### TASK PROMPT
Go through the records below and report each line with "Quantitative" in it.

[Page transcription entries]
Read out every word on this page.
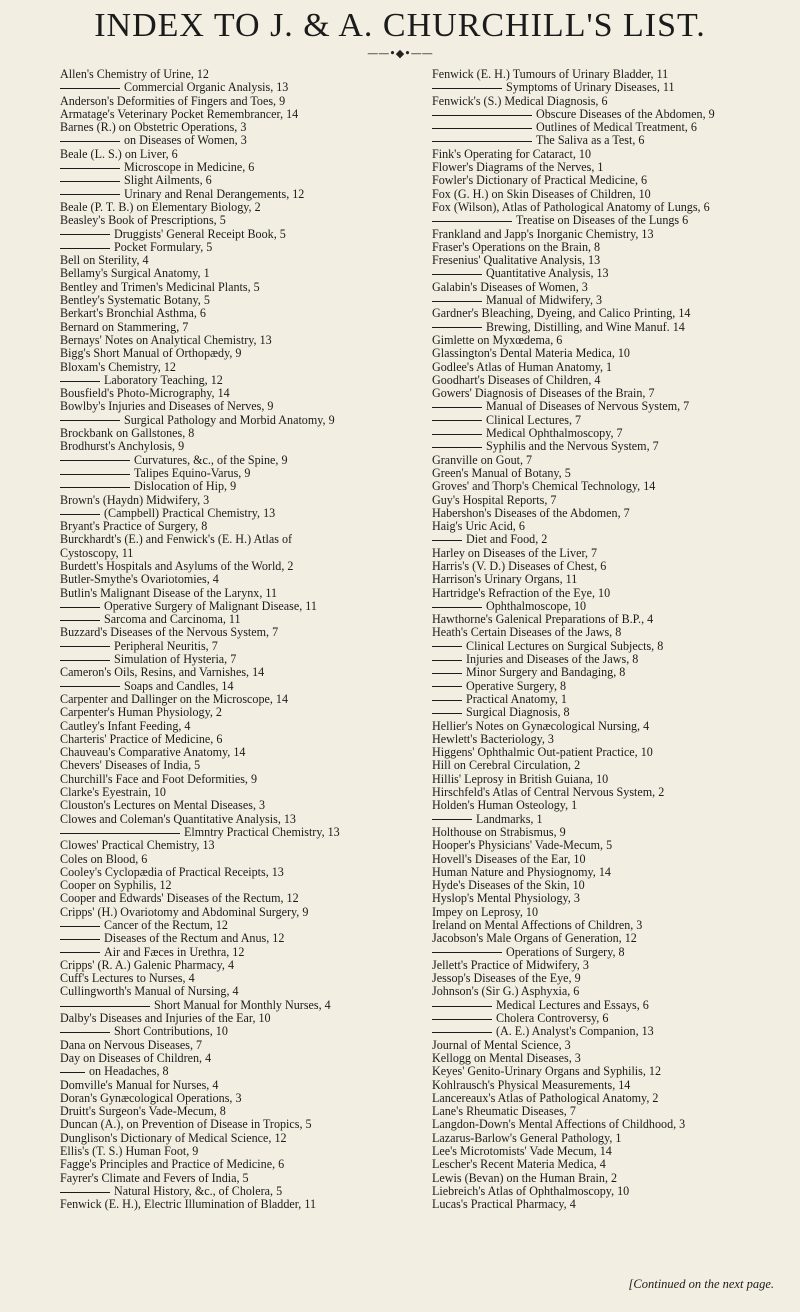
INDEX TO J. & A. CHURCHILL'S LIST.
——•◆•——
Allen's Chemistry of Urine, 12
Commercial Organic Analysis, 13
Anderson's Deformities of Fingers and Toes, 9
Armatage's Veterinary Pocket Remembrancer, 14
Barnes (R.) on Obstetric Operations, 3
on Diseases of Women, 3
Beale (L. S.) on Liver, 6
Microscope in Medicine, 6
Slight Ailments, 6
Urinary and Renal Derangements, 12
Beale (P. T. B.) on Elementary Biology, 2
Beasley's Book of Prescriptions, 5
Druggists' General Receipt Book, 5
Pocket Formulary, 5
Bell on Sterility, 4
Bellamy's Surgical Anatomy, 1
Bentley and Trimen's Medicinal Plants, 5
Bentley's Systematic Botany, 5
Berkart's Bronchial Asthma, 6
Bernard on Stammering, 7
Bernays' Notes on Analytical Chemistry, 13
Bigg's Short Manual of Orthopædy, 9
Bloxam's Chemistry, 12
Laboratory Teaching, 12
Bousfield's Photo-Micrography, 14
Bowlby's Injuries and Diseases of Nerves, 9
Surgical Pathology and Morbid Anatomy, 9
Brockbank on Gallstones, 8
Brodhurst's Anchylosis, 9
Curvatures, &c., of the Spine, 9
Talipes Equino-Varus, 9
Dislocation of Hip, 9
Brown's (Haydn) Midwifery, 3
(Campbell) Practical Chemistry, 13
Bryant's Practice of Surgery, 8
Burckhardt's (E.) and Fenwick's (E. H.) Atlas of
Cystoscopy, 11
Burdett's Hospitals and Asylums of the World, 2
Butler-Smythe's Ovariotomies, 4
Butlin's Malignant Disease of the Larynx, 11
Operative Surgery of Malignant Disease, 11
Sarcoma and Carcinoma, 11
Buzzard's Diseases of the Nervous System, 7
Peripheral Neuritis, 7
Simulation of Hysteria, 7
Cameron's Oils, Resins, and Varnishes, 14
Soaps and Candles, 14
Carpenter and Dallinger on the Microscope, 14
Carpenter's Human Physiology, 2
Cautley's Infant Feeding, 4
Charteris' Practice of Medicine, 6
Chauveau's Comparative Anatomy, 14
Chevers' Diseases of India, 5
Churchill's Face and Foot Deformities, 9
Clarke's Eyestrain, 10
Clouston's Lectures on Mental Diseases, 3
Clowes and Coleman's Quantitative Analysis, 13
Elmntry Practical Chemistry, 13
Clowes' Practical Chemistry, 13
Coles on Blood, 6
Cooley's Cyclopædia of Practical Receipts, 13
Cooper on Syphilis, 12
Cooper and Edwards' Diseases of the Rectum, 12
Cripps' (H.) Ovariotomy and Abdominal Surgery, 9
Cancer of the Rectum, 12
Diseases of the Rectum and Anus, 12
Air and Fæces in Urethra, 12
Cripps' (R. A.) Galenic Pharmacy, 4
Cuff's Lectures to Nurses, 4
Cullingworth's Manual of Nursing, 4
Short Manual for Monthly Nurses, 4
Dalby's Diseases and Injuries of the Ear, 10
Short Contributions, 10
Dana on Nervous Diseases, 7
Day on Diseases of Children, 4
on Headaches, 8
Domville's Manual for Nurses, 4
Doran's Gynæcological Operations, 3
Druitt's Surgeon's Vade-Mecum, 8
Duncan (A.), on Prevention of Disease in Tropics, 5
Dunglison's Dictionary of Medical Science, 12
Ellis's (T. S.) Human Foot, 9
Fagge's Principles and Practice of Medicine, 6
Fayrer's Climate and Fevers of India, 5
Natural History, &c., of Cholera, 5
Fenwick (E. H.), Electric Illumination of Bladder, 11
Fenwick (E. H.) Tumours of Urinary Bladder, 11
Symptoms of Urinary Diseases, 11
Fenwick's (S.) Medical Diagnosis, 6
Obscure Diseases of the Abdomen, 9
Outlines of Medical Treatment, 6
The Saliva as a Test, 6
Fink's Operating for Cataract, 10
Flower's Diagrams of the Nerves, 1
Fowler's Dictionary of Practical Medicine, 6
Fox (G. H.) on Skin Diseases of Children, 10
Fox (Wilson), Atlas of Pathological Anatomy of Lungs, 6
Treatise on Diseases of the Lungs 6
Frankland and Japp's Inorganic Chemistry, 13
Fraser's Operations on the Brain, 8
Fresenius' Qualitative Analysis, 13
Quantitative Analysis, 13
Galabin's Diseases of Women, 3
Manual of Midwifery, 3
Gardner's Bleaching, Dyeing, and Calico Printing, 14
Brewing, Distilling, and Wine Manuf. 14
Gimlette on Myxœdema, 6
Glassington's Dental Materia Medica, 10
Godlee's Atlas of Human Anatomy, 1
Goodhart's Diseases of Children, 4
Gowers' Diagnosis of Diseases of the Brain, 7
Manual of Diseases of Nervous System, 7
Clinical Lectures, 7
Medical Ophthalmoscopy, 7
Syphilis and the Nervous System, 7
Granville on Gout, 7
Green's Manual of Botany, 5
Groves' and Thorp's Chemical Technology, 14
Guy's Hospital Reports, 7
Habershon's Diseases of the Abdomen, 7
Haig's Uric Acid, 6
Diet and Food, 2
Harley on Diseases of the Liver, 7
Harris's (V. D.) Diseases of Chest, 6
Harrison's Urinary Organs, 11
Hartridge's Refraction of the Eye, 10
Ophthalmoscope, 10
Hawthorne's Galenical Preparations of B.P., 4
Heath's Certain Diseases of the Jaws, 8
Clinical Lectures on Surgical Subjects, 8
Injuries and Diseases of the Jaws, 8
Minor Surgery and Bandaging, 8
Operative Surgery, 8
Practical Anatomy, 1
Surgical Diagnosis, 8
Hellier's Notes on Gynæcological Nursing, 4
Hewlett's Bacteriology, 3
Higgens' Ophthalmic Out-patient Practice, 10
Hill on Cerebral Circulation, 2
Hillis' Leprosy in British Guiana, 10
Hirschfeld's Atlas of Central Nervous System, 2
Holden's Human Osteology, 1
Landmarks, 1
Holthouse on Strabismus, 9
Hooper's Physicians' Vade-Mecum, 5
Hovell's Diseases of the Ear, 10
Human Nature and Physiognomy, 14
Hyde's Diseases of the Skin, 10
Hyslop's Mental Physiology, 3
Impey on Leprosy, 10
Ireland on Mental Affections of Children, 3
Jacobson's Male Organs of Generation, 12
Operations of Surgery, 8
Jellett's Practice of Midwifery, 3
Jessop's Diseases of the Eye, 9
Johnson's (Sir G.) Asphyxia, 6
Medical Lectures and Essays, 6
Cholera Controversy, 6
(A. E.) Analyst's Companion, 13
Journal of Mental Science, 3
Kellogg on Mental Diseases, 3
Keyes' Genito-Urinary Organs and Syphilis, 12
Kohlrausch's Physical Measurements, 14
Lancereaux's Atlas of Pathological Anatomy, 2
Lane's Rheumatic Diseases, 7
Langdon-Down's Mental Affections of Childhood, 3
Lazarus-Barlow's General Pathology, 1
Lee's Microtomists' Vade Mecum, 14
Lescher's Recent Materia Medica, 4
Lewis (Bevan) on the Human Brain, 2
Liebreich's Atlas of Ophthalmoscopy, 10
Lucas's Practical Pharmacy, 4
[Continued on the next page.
* * *
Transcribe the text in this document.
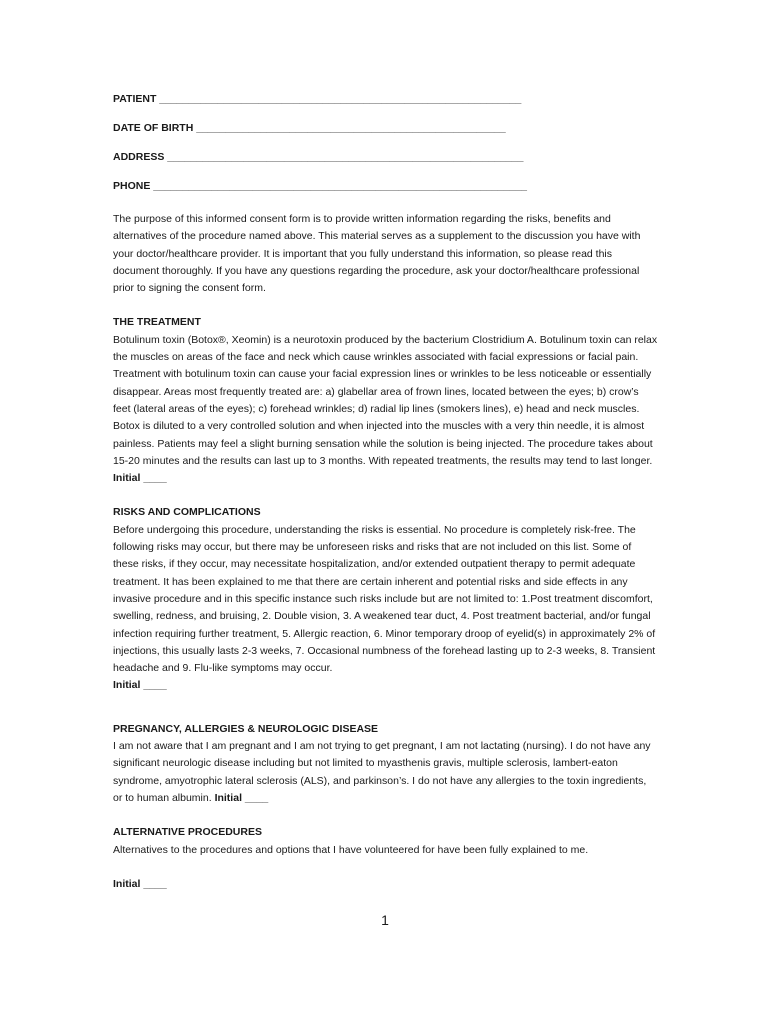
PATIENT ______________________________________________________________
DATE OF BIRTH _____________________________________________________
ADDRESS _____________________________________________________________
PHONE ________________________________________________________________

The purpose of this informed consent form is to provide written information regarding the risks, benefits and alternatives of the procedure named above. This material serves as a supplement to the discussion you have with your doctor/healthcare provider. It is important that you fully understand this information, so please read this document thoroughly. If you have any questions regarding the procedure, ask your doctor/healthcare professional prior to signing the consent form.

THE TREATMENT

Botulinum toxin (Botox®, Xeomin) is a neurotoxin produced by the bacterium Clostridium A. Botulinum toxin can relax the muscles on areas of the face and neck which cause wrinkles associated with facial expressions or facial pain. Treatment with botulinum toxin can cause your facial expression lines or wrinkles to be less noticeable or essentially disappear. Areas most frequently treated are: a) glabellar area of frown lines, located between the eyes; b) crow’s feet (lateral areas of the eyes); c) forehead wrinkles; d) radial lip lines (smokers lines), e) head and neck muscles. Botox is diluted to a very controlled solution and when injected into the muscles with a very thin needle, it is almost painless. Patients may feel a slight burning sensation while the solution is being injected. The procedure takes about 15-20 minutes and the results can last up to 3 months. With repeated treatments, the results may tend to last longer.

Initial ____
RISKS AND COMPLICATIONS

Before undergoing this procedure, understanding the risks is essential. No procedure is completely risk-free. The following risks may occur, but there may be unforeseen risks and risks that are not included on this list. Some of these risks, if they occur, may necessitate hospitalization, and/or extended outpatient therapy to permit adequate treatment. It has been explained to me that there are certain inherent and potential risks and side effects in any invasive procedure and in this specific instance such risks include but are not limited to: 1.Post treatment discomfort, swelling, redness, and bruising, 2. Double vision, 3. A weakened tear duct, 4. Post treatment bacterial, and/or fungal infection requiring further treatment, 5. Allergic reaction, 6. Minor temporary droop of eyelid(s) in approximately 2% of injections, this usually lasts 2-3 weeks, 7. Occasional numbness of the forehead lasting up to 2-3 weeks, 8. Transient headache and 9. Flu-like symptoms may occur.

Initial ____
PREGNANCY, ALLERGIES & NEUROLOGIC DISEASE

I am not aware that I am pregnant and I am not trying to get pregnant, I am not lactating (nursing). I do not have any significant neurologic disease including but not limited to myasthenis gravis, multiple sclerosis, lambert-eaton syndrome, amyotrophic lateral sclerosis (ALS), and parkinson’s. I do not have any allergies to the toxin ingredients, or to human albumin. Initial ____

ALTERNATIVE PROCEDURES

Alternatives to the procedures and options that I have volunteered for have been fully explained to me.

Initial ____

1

### SOLUTION FOR THIS EXERCISE
Clowes and Coleman's Quantitative Analysis, 13
Quantitative Analysis, 13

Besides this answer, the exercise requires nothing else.